Copy the records below exactly, leaving out any pictures.

+--

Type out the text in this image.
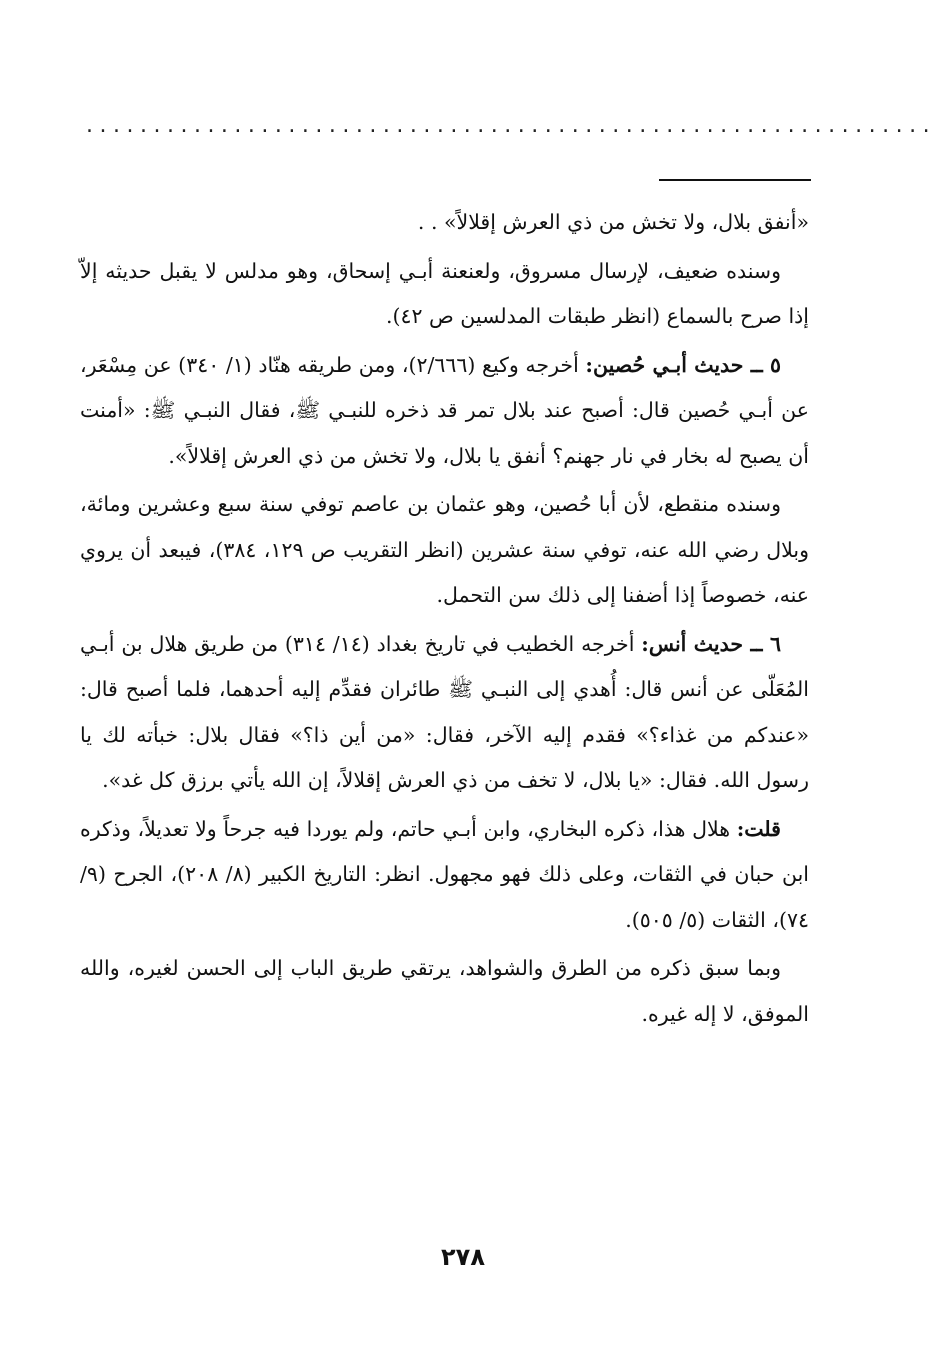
...............................................................

«أنفق بلال، ولا تخش من ذي العرش إقلالاً» . .

وسنده ضعيف، لإرسال مسروق، ولعنعنة أبـي إسحاق، وهو مدلس لا يقبل حديثه إلاّ إذا صرح بالسماع (انظر طبقات المدلسين ص ٤٢).

٥ ــ حديث أبـي حُصين: أخرجه وكيع (٢/٦٦٦)، ومن طريقه هنّاد (١/ ٣٤٠) عن مِسْعَر، عن أبـي حُصين قال: أصبح عند بلال تمر قد ذخره للنبـي ﷺ، فقال النبـي ﷺ: «أمنت أن يصبح له بخار في نار جهنم؟ أنفق يا بلال، ولا تخش من ذي العرش إقلالاً».

وسنده منقطع، لأن أبا حُصين، وهو عثمان بن عاصم توفي سنة سبع وعشرين ومائة، وبلال رضي الله عنه، توفي سنة عشرين (انظر التقريب ص ١٢٩، ٣٨٤)، فيبعد أن يروي عنه، خصوصاً إذا أضفنا إلى ذلك سن التحمل.

٦ ــ حديث أنس: أخرجه الخطيب في تاريخ بغداد (١٤/ ٣١٤) من طريق هلال بن أبـي المُعَلّى عن أنس قال: أُهدي إلى النبـي ﷺ طائران فقدِّم إليه أحدهما، فلما أصبح قال: «عندكم من غذاء؟» فقدم إليه الآخر، فقال: «من أين ذا؟» فقال بلال: خبأته لك يا رسول الله. فقال: «يا بلال، لا تخف من ذي العرش إقلالاً، إن الله يأتي برزق كل غد».

قلت: هلال هذا، ذكره البخاري، وابن أبـي حاتم، ولم يوردا فيه جرحاً ولا تعديلاً، وذكره ابن حبان في الثقات، وعلى ذلك فهو مجهول. انظر: التاريخ الكبير (٨/ ٢٠٨)، الجرح (٩/ ٧٤)، الثقات (٥/ ٥٠٥).

وبما سبق ذكره من الطرق والشواهد، يرتقي طريق الباب إلى الحسن لغيره، والله الموفق، لا إله غيره.

٢٧٨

+--

Reply:
Type out the text in this image.
...............................................................

«أنفق بلال، ولا تخش من ذي العرش إقلالاً» . .

وسنده ضعيف، لإرسال مسروق، ولعنعنة أبـي إسحاق، وهو مدلس لا يقبل حديثه إلاّ إذا صرح بالسماع (انظر طبقات المدلسين ص ٤٢).

٥ ــ حديث أبـي حُصين: أخرجه وكيع (٢/٦٦٦)، ومن طريقه هنّاد (١/ ٣٤٠) عن مِسْعَر، عن أبـي حُصين قال: أصبح عند بلال تمر قد ذخره للنبـي ﷺ، فقال النبـي ﷺ: «أمنت أن يصبح له بخار في نار جهنم؟ أنفق يا بلال، ولا تخش من ذي العرش إقلالاً».

وسنده منقطع، لأن أبا حُصين، وهو عثمان بن عاصم توفي سنة سبع وعشرين ومائة، وبلال رضي الله عنه، توفي سنة عشرين (انظر التقريب ص ١٢٩، ٣٨٤)، فيبعد أن يروي عنه، خصوصاً إذا أضفنا إلى ذلك سن التحمل.

٦ ــ حديث أنس: أخرجه الخطيب في تاريخ بغداد (١٤/ ٣١٤) من طريق هلال بن أبـي المُعَلّى عن أنس قال: أُهدي إلى النبـي ﷺ طائران فقدِّم إليه أحدهما، فلما أصبح قال: «عندكم من غذاء؟» فقدم إليه الآخر، فقال: «من أين ذا؟» فقال بلال: خبأته لك يا رسول الله. فقال: «يا بلال، لا تخف من ذي العرش إقلالاً، إن الله يأتي برزق كل غد».

قلت: هلال هذا، ذكره البخاري، وابن أبـي حاتم، ولم يوردا فيه جرحاً ولا تعديلاً، وذكره ابن حبان في الثقات، وعلى ذلك فهو مجهول. انظر: التاريخ الكبير (٨/ ٢٠٨)، الجرح (٩/ ٧٤)، الثقات (٥/ ٥٠٥).

وبما سبق ذكره من الطرق والشواهد، يرتقي طريق الباب إلى الحسن لغيره، والله الموفق، لا إله غيره.

٢٧٨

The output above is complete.